- _Given task 1_
Output part of the records as a numbered list with blank lines omitted, starting at the line containing "Find all labels, buttons, inputs, and" and ending after the line containing "level-bar-row-14 <box>1130 1064". Leave out the pictures.

- _Source extract_

+ + +

For instance, according to the article, Miss. has 3 DGs and DLTRs/FDOs per 10, 000 residents.

That said, the correction doesn't change my basic reservation with the author's approach and conclusions.

The FY2022 DG report says Mississippi has 617 Dollar Generals (and two pOpshelfs). The 2022 census update has its population at 2.94 million. So there is one Dollar General for every 4, 764 Mississippi resident. By contrast, a state like Oregon has about 1 Dollar General per 50, 000 residents (84 Dollar Generals in a state of 4.24 million).

While that's closer to the author's claim that DG needs 6 000 residents for a Dollar General to run profitably, I'm still very skeptical of the claim, as it doesn't match the larger evidence. To return to the Mississippi example: while it is a very rural state, about 1.3 million+ live in a metropolitan area (the Jackson area being the largest). Given DG's general claim that 80% of its stores are in population areas with 20k or fewer residents, there is likely about one DG per ~3500 residents outside of the metropolitan areas, if the 80% figure approximates the metro versus non-metro distinction.

+ + +

- _Exercise inputs_
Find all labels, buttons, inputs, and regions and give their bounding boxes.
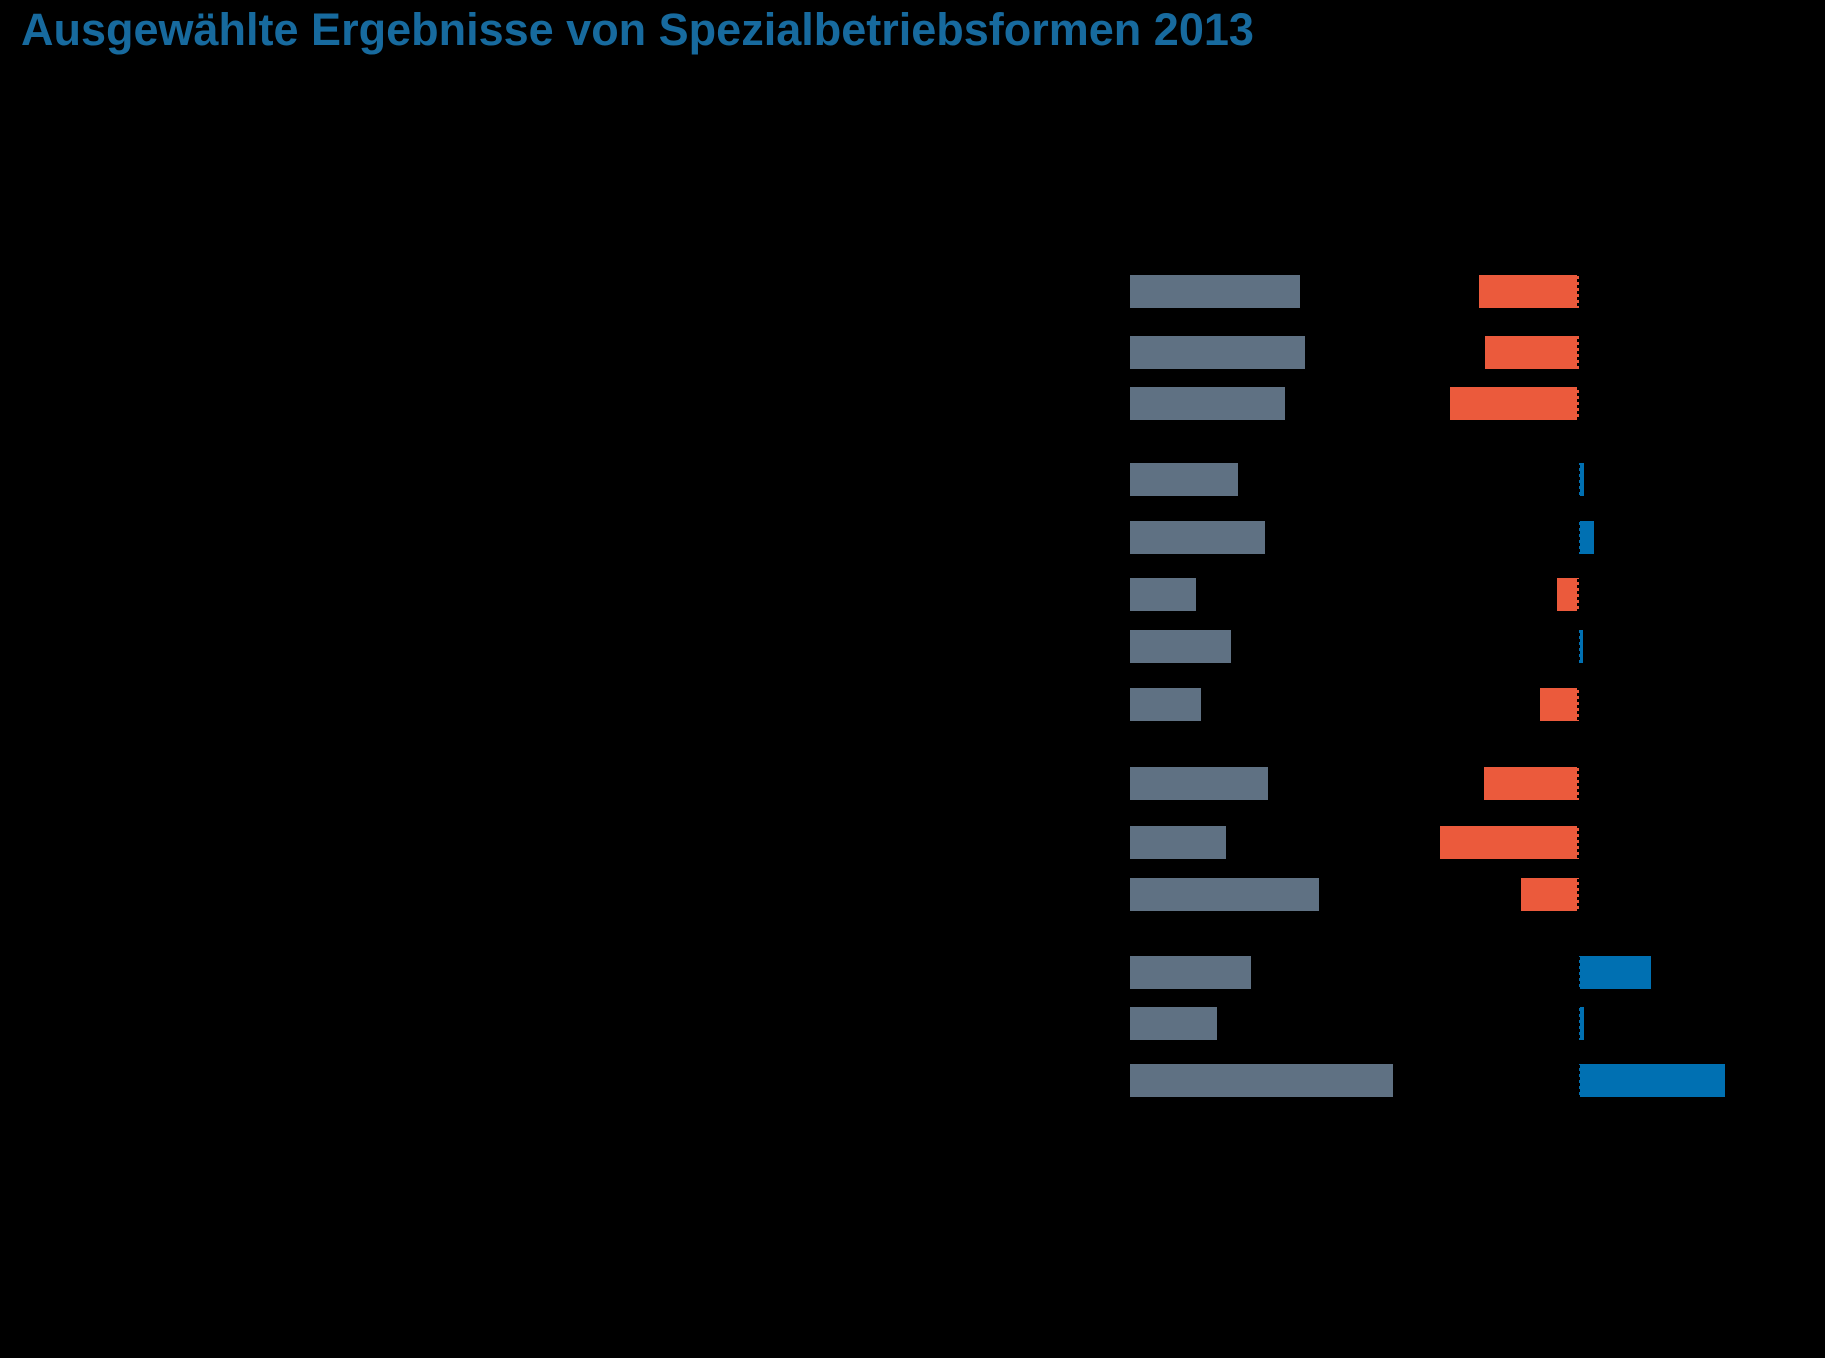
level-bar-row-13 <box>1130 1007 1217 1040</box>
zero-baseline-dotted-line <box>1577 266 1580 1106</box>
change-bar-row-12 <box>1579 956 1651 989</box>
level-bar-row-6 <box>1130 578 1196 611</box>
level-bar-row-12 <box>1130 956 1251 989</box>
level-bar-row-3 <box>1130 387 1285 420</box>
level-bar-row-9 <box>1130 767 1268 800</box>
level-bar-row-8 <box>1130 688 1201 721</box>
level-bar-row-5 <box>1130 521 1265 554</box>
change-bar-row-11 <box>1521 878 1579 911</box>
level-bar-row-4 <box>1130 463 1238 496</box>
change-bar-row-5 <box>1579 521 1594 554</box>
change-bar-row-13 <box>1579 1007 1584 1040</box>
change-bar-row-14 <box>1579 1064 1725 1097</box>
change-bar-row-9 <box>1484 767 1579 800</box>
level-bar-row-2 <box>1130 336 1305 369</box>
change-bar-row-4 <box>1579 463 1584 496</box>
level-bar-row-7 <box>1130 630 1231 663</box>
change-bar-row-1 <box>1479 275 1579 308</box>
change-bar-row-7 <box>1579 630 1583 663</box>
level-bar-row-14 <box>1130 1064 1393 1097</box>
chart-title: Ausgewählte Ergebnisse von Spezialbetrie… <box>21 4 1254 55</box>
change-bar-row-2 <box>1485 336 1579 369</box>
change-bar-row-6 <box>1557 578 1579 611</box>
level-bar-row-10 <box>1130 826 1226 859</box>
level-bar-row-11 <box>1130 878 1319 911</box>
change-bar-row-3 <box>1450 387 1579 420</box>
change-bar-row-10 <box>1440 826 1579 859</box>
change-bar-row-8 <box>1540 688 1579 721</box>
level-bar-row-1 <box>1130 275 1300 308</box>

+ + +

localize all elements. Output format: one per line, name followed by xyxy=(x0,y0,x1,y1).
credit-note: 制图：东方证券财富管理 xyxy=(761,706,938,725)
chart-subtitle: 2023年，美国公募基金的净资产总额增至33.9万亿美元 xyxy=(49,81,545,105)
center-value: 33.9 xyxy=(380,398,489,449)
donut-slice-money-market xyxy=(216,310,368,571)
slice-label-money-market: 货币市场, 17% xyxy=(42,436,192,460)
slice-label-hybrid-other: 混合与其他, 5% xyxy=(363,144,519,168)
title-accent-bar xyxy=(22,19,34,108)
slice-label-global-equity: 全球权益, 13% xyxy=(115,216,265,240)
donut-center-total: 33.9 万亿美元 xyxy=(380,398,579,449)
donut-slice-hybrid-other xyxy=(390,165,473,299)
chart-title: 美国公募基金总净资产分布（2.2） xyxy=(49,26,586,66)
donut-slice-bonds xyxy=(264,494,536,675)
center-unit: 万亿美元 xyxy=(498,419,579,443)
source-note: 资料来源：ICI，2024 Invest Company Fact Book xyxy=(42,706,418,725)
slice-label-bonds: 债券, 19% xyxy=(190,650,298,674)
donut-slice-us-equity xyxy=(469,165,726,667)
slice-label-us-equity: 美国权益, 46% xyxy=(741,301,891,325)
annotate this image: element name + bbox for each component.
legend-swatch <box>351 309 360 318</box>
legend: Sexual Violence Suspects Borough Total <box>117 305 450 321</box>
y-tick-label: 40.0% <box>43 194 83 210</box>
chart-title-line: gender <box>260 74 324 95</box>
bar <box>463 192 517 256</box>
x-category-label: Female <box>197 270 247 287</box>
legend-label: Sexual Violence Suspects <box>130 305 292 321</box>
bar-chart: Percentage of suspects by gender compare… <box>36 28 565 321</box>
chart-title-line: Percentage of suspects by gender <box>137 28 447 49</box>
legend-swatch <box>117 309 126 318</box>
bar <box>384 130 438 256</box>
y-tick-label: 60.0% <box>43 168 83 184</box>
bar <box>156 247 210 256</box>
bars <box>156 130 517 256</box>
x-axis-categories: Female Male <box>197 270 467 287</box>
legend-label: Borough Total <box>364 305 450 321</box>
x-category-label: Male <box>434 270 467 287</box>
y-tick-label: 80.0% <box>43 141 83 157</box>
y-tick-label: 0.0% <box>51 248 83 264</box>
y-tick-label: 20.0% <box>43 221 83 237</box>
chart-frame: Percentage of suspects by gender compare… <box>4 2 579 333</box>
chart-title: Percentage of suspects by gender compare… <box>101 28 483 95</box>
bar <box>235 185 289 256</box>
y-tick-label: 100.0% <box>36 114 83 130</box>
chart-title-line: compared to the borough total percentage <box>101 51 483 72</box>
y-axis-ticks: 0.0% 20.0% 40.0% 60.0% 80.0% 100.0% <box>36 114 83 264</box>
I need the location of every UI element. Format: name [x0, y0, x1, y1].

+ + +

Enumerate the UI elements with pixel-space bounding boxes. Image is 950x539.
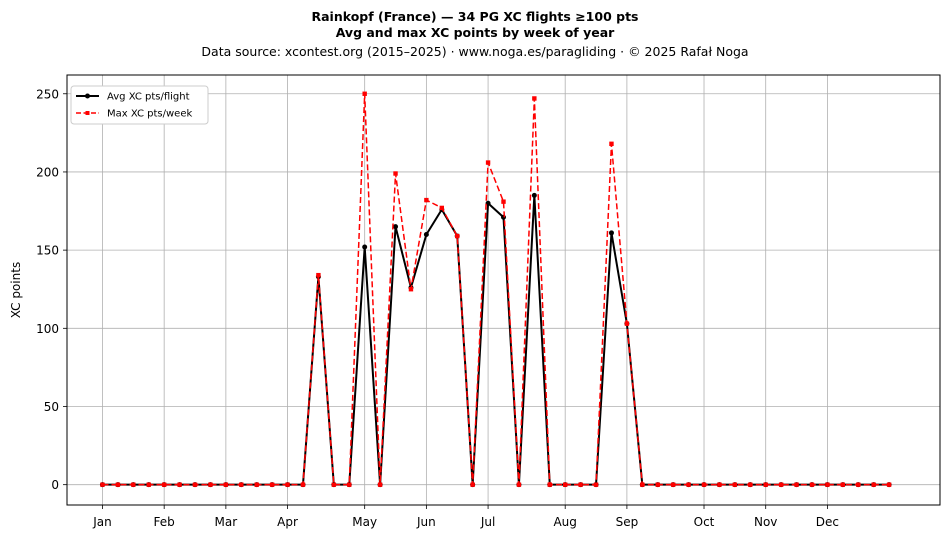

+ + +

- _Given task 2_
Reproduce, word for word, the part of the comment on Dollar General store density that begins at the words "That said, the" and ends after the words "of 4.24 million).".

- _Written reply 1_
1. Find all labels, buttons, inputs, and regions and give their bounding boxes.
2. level-bar-row-13 <box>1130 1007 1217 1040</box>
3. zero-baseline-dotted-line <box>1577 266 1580 1106</box>
4. change-bar-row-12 <box>1579 956 1651 989</box>
5. level-bar-row-6 <box>1130 578 1196 611</box>
6. level-bar-row-12 <box>1130 956 1251 989</box>
7. level-bar-row-3 <box>1130 387 1285 420</box>
8. level-bar-row-9 <box>1130 767 1268 800</box>
9. level-bar-row-8 <box>1130 688 1201 721</box>
10. level-bar-row-5 <box>1130 521 1265 554</box>
11. change-bar-row-11 <box>1521 878 1579 911</box>
12. level-bar-row-4 <box>1130 463 1238 496</box>
13. change-bar-row-5 <box>1579 521 1594 554</box>
14. change-bar-row-13 <box>1579 1007 1584 1040</box>
15. change-bar-row-14 <box>1579 1064 1725 1097</box>
16. change-bar-row-9 <box>1484 767 1579 800</box>
17. level-bar-row-2 <box>1130 336 1305 369</box>
18. change-bar-row-4 <box>1579 463 1584 496</box>
19. level-bar-row-7 <box>1130 630 1231 663</box>
20. change-bar-row-1 <box>1479 275 1579 308</box>
21. change-bar-row-7 <box>1579 630 1583 663</box>
22. level-bar-row-14 <box>1130 1064 1393 1097</box>

- _Written reply 2_
That said, the correction doesn't change my basic reservation with the author's approach and conclusions.

The FY2022 DG report says Mississippi has 617 Dollar Generals (and two pOpshelfs). The 2022 census update has its population at 2.94 million. So there is one Dollar General for every 4, 764 Mississippi resident. By contrast, a state like Oregon has about 1 Dollar General per 50, 000 residents (84 Dollar Generals in a state of 4.24 million).